__Goal__:
Search the material below for the string "document" and extract each line that has it.

Stored items:
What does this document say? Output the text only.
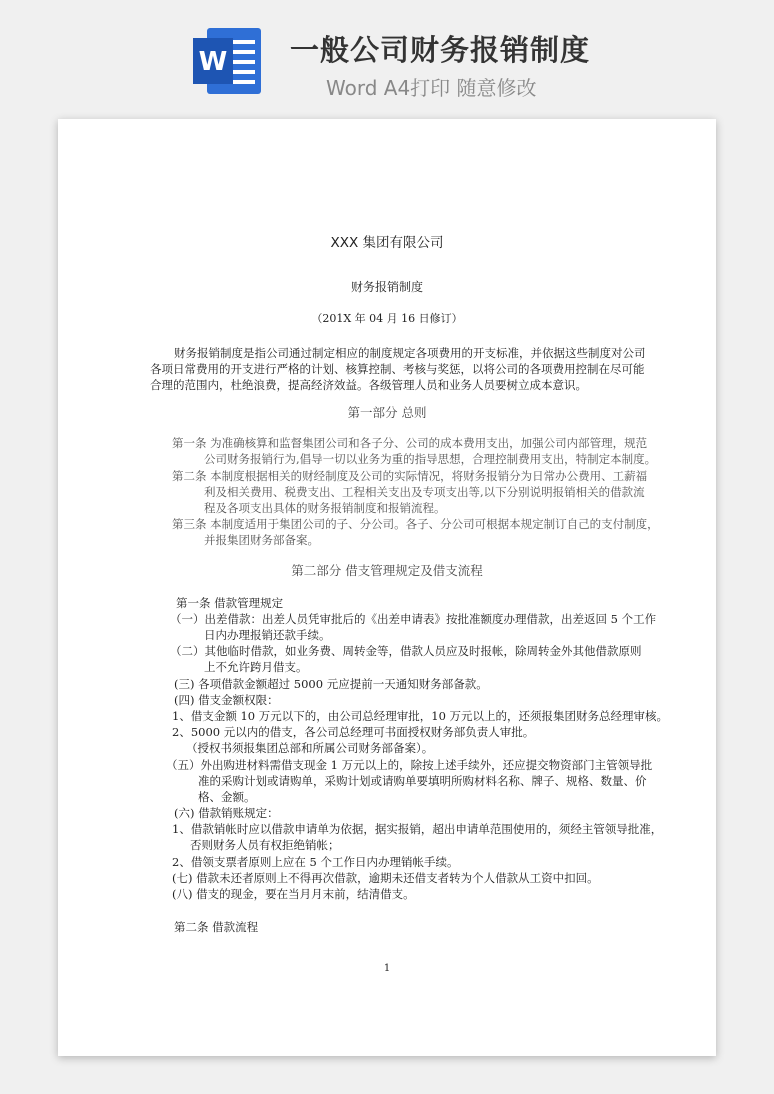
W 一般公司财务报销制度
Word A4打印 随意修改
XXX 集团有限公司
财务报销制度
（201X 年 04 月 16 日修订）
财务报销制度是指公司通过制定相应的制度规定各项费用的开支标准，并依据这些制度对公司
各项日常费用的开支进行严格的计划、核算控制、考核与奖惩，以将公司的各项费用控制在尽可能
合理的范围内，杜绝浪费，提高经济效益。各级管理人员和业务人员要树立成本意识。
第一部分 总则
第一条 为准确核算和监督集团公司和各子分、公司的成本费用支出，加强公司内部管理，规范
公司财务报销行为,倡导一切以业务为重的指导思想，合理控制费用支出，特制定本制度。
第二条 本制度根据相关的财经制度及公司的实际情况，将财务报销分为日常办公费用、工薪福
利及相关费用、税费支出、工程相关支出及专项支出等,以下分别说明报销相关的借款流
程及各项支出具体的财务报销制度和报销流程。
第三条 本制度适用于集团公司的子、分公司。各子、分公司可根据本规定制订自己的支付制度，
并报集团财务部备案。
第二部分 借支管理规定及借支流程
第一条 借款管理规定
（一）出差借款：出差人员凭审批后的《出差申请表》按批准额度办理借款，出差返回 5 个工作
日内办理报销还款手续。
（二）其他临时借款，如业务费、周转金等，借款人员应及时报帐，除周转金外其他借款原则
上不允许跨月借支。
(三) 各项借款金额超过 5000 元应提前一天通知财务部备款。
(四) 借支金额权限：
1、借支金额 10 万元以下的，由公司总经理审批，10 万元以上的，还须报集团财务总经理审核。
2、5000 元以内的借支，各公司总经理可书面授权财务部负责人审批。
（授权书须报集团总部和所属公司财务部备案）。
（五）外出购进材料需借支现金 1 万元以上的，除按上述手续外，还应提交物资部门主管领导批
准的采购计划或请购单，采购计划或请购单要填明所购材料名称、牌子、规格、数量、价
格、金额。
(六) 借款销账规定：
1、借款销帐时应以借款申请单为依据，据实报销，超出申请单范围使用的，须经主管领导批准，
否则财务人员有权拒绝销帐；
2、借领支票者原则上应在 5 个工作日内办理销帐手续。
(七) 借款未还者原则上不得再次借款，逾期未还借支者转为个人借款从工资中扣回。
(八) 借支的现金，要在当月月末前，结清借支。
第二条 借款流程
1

...

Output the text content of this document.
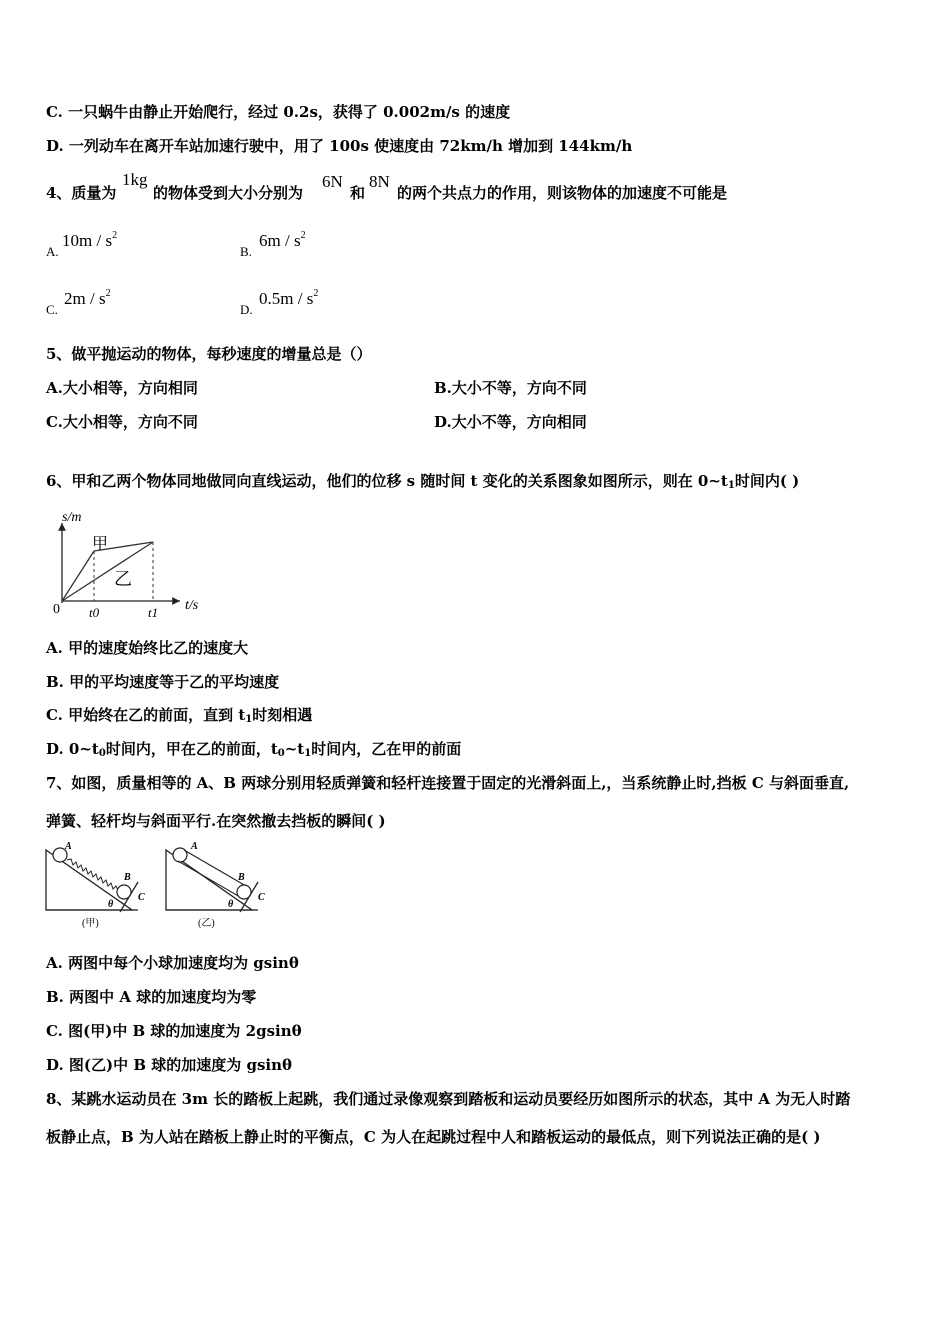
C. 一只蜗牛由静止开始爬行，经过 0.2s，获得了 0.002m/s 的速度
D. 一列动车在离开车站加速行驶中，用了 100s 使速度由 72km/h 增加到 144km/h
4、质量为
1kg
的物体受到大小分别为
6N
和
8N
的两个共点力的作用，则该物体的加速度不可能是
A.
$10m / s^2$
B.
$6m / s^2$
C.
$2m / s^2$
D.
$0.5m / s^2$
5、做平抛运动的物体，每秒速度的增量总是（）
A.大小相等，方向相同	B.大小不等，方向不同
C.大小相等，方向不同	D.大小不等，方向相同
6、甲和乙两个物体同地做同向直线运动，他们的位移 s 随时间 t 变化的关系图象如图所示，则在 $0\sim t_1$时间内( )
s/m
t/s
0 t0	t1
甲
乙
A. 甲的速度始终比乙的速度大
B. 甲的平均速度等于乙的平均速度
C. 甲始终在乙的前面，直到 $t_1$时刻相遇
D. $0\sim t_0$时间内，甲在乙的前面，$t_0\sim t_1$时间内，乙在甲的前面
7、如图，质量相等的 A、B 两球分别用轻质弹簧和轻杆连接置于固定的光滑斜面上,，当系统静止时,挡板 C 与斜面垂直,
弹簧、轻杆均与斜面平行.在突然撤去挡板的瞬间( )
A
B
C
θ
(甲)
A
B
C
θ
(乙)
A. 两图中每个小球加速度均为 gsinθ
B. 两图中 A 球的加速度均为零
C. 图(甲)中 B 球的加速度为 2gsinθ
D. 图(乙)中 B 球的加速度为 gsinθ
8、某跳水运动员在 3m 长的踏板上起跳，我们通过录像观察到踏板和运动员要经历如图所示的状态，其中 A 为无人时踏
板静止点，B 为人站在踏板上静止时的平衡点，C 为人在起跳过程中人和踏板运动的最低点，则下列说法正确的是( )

__Solution to the exercise__:
What does this document say? Output the text only.
Output the text content of this document.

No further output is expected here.